__Problem to work on__
All of the data below should be repeated exactly. Pictures should not be included.

__Source material__

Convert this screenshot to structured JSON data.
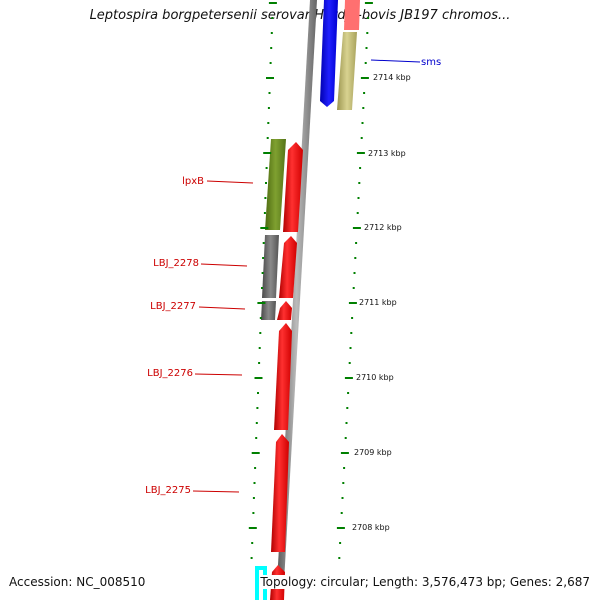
{
  "title": "Leptospira borgpetersenii serovar Hardjo-bovis JB197 chromos...",
  "accession": "Accession: NC_008510",
  "topology": "Topology: circular; Length: 3,576,473 bp; Genes: 2,687",
  "colors": {
    "gene_forward": "#ff0000",
    "gene_other_a": "#0000ff",
    "gene_other_b": "#bdb76b",
    "gene_olive": "#6b8e23",
    "gene_gray": "#6e6e6e",
    "gene_cyan": "#00ffff",
    "label_red": "#cc0000",
    "label_blue": "#0000cc",
    "tick_green": "#008000"
  },
  "kbp_labels": [
    "2714 kbp",
    "2713 kbp",
    "2712 kbp",
    "2711 kbp",
    "2710 kbp",
    "2709 kbp",
    "2708 kbp"
  ],
  "genes": [
    {
      "label": "sms",
      "color": "blue"
    },
    {
      "label": "lpxB",
      "color": "red"
    },
    {
      "label": "LBJ_2278",
      "color": "red"
    },
    {
      "label": "LBJ_2277",
      "color": "red"
    },
    {
      "label": "LBJ_2276",
      "color": "red"
    },
    {
      "label": "LBJ_2275",
      "color": "red"
    }
  ]
}
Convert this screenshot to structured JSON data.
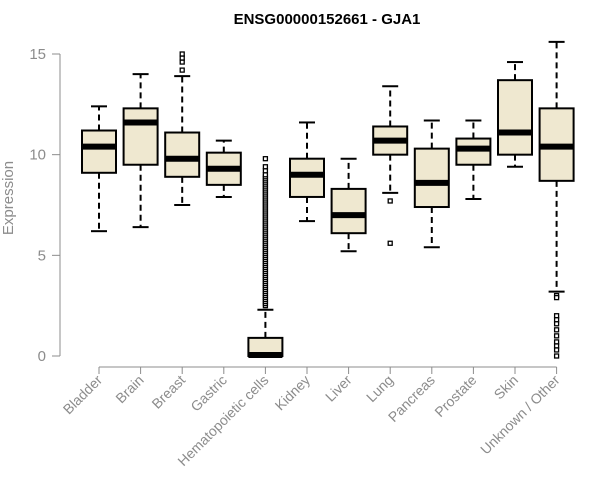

__Response to the exercise__
Convert this screenshot to structured JSON data.
{
  "title": "Leptospira borgpetersenii serovar Hardjo-bovis JB197 chromos...",
  "accession": "Accession: NC_008510",
  "topology": "Topology: circular; Length: 3,576,473 bp; Genes: 2,687",
  "colors": {
    "gene_forward": "#ff0000",
    "gene_other_a": "#0000ff",
    "gene_other_b": "#bdb76b",
    "gene_olive": "#6b8e23",
    "gene_gray": "#6e6e6e",
    "gene_cyan": "#00ffff",
    "label_red": "#cc0000",
    "label_blue": "#0000cc",
    "tick_green": "#008000"
  },
  "kbp_labels": [
    "2714 kbp",
    "2713 kbp",
    "2712 kbp",
    "2711 kbp",
    "2710 kbp",
    "2709 kbp",
    "2708 kbp"
  ],
  "genes": [
    {
      "label": "sms",
      "color": "blue"
    },
    {
      "label": "lpxB",
      "color": "red"
    },
    {
      "label": "LBJ_2278",
      "color": "red"
    },
    {
      "label": "LBJ_2277",
      "color": "red"
    },
    {
      "label": "LBJ_2276",
      "color": "red"
    },
    {
      "label": "LBJ_2275",
      "color": "red"
    }
  ]
}
Convert this screenshot to structured JSON data.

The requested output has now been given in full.